**Problem description**
Wherever the word "prąd" appears in a line, extract that line.
"""
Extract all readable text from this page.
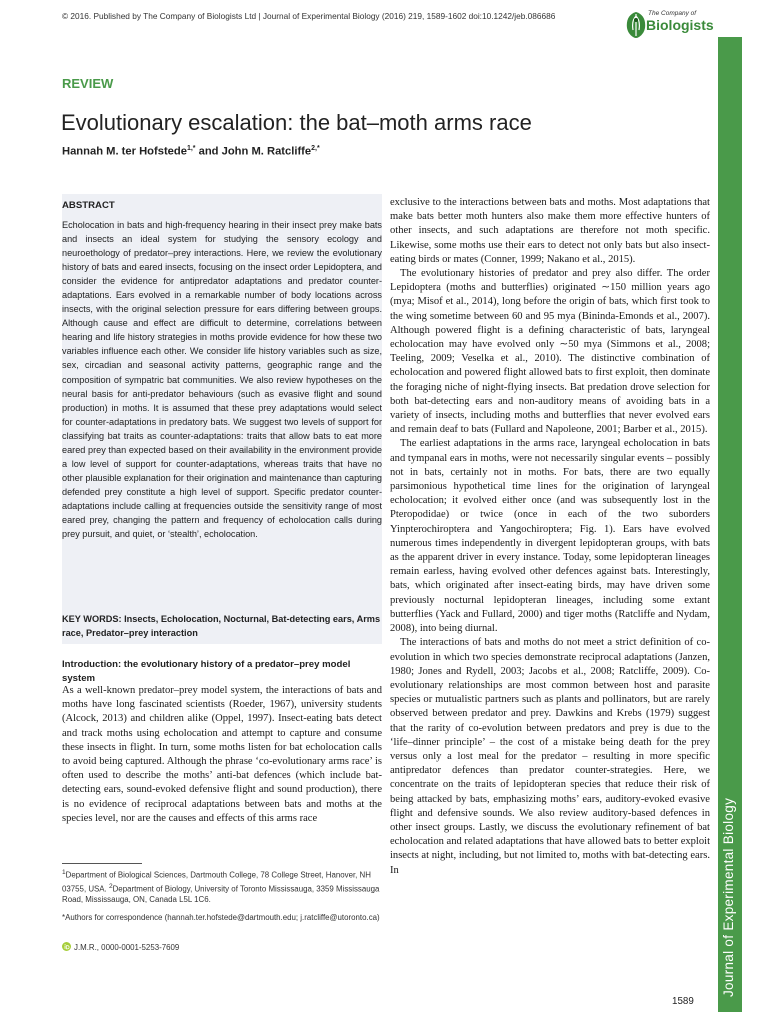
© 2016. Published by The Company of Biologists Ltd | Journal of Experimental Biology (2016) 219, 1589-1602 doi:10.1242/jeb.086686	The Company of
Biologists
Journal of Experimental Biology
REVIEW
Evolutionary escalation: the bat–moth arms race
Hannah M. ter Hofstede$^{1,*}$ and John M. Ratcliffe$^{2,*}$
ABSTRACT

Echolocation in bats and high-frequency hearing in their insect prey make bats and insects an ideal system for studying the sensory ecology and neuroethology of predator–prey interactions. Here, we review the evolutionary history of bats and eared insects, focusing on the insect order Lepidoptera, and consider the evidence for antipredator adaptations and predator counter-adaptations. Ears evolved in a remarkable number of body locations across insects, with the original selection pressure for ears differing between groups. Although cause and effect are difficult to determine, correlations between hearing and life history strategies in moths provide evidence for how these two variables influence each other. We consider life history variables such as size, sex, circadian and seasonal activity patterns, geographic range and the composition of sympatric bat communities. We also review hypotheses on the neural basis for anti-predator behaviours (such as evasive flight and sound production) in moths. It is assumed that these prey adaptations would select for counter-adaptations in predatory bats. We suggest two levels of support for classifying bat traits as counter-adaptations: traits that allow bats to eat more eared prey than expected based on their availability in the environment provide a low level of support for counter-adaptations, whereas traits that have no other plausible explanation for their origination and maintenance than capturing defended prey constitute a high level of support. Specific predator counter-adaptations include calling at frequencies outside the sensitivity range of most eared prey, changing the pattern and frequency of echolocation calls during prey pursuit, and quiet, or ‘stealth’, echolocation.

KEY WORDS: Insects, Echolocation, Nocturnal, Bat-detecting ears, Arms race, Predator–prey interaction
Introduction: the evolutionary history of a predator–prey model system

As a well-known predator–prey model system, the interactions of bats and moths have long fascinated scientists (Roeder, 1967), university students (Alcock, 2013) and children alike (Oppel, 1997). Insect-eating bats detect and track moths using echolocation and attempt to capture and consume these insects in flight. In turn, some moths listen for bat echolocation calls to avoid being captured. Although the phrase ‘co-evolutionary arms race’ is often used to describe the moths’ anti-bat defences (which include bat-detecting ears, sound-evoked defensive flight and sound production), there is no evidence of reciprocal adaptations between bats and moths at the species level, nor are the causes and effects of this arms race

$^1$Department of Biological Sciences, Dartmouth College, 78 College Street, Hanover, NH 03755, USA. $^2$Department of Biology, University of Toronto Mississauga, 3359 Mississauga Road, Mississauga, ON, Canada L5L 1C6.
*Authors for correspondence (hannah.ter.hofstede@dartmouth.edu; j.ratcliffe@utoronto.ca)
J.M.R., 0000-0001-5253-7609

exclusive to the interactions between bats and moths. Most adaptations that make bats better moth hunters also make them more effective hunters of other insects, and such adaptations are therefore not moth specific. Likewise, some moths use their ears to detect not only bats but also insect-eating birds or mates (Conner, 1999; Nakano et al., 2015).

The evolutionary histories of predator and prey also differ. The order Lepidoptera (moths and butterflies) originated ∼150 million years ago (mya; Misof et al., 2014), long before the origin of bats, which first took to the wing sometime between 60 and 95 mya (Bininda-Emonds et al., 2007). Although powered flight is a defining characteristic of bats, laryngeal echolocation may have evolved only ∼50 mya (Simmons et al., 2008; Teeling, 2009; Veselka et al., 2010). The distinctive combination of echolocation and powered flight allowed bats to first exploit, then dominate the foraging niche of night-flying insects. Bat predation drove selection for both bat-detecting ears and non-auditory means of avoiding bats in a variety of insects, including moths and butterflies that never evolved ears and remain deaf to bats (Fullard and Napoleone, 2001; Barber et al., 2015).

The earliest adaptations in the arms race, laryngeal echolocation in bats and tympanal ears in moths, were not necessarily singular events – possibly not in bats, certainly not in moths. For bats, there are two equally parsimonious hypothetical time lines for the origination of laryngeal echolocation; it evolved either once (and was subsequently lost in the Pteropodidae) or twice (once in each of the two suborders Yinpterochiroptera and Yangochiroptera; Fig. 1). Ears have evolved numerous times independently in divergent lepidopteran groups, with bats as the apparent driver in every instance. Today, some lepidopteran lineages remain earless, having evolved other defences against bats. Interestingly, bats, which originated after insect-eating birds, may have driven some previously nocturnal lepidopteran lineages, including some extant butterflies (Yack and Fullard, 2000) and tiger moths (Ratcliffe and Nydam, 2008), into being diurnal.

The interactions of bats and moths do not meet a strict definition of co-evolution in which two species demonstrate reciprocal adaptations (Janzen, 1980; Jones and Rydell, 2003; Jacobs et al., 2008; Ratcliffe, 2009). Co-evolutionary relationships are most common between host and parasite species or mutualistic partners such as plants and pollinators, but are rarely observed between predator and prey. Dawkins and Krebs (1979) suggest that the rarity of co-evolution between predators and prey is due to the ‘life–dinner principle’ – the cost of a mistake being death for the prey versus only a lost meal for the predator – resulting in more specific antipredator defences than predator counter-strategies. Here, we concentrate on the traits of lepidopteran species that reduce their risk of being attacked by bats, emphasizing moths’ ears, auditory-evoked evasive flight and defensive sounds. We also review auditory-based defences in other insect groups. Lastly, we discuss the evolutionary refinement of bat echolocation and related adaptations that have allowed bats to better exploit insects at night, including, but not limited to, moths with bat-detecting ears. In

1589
"""
"""
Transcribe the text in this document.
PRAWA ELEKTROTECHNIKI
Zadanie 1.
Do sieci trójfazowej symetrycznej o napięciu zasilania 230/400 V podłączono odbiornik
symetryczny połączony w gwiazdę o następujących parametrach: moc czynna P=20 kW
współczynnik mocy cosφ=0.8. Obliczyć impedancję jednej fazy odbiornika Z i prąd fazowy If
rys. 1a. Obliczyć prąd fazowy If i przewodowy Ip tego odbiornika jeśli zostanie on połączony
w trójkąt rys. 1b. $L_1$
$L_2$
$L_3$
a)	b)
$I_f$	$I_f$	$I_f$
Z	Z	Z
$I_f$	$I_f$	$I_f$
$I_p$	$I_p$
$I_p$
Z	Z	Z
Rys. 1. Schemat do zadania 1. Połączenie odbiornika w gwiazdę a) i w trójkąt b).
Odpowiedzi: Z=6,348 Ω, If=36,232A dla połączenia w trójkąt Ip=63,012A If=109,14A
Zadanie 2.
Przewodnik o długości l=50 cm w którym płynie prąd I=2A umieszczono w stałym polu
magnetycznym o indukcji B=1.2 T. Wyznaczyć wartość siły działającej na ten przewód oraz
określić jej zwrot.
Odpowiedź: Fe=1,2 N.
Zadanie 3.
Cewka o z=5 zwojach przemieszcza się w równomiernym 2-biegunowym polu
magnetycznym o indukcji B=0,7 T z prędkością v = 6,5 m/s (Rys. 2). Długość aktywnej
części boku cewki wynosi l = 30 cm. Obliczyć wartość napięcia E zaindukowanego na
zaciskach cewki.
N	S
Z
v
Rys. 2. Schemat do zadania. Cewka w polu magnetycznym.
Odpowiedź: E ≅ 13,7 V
"""
**Full solution**
współczynnik mocy cosφ=0.8. Obliczyć impedancję jednej fazy odbiornika Z i prąd fazowy If
rys. 1a. Obliczyć prąd fazowy If i przewodowy Ip tego odbiornika jeśli zostanie on połączony
Przewodnik o długości l=50 cm w którym płynie prąd I=2A umieszczono w stałym polu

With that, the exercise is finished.